JOB: Select all lines with the string "герпеса" in them, and copy those lines.

━━━━━ RECORD LIST

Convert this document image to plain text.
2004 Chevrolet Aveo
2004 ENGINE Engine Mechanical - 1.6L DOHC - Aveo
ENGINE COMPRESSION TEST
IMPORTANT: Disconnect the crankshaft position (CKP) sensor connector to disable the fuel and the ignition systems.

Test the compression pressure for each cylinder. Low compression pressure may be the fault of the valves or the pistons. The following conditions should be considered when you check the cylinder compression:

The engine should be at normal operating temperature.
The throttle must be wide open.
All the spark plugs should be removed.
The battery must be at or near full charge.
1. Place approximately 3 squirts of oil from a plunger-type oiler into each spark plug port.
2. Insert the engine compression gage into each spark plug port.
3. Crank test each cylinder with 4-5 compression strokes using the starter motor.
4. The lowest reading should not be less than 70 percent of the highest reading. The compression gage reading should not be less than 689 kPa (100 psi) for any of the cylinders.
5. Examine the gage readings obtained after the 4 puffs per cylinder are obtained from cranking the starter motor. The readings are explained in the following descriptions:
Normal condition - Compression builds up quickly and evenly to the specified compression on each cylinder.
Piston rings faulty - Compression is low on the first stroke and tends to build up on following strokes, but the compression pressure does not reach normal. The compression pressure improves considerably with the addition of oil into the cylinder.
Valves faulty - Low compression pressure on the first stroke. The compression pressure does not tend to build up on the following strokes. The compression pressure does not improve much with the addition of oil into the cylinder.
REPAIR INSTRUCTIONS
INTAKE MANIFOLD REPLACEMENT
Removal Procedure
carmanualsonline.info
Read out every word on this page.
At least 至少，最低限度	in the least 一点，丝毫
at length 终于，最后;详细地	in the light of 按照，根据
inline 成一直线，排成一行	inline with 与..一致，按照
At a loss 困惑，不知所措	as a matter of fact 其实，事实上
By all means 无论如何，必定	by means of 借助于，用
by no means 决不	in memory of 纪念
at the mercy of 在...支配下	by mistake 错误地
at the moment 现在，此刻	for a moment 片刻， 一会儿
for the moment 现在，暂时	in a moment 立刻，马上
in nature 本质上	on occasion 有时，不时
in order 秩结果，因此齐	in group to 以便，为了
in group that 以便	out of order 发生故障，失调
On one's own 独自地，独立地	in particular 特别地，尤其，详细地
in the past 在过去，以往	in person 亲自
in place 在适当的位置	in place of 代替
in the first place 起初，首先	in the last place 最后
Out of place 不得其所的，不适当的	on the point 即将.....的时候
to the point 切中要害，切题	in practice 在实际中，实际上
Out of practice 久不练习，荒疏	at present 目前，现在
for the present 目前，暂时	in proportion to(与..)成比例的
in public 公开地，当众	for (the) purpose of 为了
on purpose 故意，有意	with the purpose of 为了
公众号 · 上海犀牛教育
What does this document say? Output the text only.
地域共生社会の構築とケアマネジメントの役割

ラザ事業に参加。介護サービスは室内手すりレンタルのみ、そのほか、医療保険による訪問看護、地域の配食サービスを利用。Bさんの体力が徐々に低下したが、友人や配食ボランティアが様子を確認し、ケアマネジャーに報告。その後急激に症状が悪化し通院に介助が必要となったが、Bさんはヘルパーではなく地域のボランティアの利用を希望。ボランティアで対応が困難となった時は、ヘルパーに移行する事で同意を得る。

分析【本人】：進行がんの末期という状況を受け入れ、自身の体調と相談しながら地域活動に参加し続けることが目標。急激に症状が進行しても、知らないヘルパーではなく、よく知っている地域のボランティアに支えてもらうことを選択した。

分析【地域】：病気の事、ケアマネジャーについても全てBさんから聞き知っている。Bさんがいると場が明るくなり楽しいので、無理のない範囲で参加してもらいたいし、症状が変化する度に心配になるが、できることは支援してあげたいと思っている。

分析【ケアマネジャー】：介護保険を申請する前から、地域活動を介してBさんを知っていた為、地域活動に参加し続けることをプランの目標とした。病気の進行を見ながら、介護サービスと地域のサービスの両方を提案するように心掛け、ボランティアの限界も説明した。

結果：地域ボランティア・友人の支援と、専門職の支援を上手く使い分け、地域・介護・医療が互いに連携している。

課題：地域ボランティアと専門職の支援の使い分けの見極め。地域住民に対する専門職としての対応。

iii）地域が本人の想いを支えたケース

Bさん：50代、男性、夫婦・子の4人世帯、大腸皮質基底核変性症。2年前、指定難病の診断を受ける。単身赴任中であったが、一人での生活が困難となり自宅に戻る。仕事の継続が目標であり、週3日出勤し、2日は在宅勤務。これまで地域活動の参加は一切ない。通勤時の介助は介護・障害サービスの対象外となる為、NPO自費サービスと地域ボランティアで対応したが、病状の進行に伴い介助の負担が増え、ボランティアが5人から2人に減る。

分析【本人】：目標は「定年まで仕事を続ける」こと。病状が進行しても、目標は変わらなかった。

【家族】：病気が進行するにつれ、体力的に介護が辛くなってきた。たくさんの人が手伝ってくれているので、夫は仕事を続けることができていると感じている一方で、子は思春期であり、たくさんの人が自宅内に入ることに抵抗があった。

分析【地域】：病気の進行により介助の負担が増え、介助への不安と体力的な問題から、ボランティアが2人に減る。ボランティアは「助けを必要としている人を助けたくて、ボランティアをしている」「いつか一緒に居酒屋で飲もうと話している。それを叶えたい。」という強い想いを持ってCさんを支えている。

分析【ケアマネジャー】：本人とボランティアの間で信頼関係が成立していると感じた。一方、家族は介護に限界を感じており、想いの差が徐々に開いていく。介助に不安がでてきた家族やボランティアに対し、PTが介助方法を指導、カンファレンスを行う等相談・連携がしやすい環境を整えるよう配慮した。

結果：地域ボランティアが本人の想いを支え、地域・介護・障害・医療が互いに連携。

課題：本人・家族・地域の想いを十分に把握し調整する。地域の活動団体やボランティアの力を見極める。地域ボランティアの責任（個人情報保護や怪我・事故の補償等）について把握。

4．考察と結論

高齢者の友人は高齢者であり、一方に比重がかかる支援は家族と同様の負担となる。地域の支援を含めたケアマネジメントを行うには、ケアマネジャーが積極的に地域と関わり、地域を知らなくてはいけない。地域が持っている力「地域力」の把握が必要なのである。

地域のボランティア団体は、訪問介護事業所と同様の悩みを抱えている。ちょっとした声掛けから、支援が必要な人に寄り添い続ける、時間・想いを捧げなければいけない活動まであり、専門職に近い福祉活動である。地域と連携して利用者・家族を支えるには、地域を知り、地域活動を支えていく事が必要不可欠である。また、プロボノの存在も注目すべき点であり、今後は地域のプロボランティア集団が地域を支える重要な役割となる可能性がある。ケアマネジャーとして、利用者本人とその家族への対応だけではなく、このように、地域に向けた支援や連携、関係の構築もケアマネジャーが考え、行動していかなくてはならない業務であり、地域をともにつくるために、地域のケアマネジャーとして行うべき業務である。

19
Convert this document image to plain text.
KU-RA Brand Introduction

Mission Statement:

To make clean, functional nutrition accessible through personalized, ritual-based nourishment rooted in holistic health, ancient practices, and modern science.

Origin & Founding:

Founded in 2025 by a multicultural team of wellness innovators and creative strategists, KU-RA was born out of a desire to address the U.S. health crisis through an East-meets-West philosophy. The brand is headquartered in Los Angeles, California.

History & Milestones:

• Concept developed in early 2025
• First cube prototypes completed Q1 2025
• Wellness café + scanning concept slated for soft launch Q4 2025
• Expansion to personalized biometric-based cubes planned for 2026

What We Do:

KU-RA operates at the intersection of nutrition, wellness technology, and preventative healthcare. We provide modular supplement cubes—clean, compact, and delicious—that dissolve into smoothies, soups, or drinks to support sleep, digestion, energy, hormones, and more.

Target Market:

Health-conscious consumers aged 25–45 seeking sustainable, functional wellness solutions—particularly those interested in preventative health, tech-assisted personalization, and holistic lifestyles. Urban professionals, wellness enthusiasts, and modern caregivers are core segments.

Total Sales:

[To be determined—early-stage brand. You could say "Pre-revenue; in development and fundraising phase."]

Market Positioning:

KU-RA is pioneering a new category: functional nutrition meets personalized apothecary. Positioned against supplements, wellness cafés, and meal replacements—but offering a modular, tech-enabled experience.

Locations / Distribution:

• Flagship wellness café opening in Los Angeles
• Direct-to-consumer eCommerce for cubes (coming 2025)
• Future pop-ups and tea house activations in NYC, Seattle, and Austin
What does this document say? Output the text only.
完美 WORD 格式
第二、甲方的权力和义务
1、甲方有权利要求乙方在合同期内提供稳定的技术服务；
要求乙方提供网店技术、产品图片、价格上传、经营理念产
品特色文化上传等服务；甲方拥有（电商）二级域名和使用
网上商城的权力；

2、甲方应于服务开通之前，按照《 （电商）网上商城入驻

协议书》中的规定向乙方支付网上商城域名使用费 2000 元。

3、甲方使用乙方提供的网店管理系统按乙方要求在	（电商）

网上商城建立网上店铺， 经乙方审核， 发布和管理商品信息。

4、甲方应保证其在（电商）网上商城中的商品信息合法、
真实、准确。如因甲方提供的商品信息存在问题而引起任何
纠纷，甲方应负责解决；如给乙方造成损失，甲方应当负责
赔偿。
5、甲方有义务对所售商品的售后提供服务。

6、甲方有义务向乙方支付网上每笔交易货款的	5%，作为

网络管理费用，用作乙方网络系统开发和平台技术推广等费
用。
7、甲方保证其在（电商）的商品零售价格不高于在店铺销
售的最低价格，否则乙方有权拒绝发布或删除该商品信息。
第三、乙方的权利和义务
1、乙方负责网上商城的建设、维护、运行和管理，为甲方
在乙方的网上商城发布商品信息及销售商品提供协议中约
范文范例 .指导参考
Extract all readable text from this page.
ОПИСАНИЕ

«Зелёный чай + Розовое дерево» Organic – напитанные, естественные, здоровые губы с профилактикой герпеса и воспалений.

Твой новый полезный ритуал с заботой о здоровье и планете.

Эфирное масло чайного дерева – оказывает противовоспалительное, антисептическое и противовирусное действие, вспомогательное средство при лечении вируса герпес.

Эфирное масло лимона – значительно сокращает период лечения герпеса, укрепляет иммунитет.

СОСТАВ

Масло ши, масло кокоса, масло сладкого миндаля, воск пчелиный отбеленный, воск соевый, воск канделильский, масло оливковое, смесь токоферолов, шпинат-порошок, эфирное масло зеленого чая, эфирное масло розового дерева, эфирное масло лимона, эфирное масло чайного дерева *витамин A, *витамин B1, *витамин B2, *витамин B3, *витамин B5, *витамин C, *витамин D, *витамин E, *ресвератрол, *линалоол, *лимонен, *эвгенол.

━━━━━━━━━━

EXERCISE ANSWER:
«Зелёный чай + Розовое дерево» Organic – напитанные, естественные, здоровые губы с профилактикой герпеса и воспалений.
Эфирное масло лимона – значительно сокращает период лечения герпеса, укрепляет иммунитет.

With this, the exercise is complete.